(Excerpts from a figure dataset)

.....

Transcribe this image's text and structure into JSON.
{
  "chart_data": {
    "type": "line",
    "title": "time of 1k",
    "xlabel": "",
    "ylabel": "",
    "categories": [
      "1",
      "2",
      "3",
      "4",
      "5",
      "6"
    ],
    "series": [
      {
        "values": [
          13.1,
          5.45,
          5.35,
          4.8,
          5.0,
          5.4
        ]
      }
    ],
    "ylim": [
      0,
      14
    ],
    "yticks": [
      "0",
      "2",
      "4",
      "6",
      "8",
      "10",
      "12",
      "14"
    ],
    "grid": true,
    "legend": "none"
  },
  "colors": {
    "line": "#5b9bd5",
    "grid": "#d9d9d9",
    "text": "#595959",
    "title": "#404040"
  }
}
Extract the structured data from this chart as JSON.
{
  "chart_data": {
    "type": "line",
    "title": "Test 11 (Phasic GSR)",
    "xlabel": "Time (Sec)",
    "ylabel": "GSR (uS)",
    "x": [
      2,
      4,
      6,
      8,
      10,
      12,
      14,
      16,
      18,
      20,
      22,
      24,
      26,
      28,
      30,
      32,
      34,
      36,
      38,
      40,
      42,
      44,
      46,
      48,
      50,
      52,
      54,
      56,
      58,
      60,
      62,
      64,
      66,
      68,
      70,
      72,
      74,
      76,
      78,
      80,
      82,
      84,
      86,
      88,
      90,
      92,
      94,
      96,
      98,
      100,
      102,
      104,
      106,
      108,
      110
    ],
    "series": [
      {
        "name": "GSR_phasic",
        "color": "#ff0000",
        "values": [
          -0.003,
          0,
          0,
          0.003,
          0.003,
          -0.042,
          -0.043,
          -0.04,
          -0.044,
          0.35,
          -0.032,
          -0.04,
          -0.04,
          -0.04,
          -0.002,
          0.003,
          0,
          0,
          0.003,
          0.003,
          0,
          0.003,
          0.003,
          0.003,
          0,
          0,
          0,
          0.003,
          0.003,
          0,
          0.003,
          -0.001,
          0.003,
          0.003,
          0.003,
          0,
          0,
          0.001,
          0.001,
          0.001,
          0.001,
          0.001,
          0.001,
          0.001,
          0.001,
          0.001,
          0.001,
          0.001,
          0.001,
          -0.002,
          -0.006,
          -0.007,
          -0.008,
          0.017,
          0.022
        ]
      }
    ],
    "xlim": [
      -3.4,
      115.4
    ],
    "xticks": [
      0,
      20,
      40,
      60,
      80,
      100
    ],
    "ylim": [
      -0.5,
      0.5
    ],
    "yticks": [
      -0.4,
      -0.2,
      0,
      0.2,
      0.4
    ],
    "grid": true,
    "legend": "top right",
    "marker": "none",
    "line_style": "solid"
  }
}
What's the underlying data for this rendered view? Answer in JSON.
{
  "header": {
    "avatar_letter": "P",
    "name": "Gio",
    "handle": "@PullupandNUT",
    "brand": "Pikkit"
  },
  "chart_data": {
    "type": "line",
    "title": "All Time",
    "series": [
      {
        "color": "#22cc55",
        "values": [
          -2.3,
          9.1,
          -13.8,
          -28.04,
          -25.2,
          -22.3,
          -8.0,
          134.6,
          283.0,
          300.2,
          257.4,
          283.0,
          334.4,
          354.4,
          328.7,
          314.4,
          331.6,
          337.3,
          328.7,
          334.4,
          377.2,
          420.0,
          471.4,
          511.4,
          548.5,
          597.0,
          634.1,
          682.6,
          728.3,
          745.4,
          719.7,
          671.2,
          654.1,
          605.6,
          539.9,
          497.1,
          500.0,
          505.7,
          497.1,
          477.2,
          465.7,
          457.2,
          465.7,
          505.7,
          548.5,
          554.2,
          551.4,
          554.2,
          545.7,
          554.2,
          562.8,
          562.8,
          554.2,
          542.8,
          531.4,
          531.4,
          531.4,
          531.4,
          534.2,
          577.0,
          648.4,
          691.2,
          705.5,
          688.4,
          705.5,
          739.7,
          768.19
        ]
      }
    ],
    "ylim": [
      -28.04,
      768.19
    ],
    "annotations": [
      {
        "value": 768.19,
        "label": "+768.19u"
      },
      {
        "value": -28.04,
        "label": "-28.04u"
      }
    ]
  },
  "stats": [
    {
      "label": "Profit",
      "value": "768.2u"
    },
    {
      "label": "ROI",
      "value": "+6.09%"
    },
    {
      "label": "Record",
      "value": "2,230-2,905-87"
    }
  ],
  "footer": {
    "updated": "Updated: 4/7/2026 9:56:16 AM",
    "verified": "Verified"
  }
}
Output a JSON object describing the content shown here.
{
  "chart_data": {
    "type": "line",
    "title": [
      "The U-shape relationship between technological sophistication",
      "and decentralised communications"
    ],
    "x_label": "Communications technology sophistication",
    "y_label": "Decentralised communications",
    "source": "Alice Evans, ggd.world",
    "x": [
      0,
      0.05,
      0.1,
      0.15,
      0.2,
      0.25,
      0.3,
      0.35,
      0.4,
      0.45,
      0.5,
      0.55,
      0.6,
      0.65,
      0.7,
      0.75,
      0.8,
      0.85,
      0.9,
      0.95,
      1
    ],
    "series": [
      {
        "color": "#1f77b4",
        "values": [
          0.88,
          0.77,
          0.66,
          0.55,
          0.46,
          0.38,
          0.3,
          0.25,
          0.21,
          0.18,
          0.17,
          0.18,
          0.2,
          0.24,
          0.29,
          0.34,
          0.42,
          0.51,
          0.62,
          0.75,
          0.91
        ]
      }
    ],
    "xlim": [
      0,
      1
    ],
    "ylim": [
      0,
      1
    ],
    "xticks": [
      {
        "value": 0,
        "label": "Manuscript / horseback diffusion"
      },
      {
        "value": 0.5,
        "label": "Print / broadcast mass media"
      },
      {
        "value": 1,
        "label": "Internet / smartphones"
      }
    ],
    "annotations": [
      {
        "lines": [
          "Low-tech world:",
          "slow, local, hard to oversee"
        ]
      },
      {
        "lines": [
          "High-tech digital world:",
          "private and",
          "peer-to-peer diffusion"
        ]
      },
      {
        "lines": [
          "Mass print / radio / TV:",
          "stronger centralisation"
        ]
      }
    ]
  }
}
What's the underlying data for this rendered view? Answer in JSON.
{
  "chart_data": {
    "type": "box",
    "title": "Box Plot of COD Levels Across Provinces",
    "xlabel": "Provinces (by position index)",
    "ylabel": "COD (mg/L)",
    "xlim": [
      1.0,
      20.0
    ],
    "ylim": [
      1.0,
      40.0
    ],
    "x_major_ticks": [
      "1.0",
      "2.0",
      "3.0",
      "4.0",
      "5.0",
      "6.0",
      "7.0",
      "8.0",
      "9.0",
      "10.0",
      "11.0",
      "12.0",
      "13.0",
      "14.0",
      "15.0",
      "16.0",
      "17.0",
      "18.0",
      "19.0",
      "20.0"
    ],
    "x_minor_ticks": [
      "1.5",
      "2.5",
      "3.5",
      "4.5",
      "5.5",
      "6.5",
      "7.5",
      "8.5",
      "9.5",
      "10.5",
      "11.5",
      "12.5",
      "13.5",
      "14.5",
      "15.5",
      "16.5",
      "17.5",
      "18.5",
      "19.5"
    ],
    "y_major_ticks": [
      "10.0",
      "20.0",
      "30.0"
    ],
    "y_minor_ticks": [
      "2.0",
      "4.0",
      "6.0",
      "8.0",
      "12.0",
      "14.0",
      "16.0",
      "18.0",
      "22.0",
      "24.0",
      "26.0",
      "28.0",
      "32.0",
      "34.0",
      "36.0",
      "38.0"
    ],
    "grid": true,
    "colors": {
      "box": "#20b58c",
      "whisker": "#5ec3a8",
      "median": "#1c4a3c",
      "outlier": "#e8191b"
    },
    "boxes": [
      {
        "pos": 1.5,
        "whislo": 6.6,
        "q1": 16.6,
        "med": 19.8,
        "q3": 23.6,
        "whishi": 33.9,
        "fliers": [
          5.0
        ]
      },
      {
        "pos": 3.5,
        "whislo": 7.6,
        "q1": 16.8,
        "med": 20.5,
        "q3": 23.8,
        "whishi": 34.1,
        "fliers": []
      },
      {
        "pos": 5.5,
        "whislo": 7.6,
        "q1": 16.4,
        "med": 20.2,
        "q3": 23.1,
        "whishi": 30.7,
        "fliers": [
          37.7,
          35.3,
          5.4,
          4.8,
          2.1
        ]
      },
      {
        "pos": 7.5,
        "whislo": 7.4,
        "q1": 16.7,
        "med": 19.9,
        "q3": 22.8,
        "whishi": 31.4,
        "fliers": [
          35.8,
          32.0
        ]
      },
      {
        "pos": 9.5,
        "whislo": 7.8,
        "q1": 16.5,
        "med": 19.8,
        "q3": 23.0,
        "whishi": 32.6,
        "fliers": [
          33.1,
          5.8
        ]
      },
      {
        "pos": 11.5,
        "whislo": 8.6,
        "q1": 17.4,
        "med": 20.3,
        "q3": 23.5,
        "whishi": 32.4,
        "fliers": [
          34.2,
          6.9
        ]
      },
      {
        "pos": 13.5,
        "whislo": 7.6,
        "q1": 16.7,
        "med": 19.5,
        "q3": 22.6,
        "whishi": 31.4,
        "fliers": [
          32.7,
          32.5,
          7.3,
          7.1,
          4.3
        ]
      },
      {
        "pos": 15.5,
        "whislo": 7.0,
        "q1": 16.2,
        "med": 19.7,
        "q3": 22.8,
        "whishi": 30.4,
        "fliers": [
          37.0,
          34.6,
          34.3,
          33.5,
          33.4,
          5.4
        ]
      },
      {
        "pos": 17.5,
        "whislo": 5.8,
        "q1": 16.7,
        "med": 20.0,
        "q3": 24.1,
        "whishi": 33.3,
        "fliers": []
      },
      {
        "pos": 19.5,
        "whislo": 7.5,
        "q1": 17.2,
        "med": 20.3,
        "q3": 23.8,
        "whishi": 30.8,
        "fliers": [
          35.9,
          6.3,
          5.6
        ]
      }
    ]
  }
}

.....

▸ EXERCISE REQUIREMENTS
Search the records for the word "whislo", then list every line that has it.

▸ RESPONSE TO THE TASK
        "whislo": 6.6,
        "whislo": 7.6,
        "whislo": 7.6,
        "whislo": 7.4,
        "whislo": 7.8,
        "whislo": 8.6,
        "whislo": 7.6,
        "whislo": 7.0,
        "whislo": 5.8,
        "whislo": 7.5,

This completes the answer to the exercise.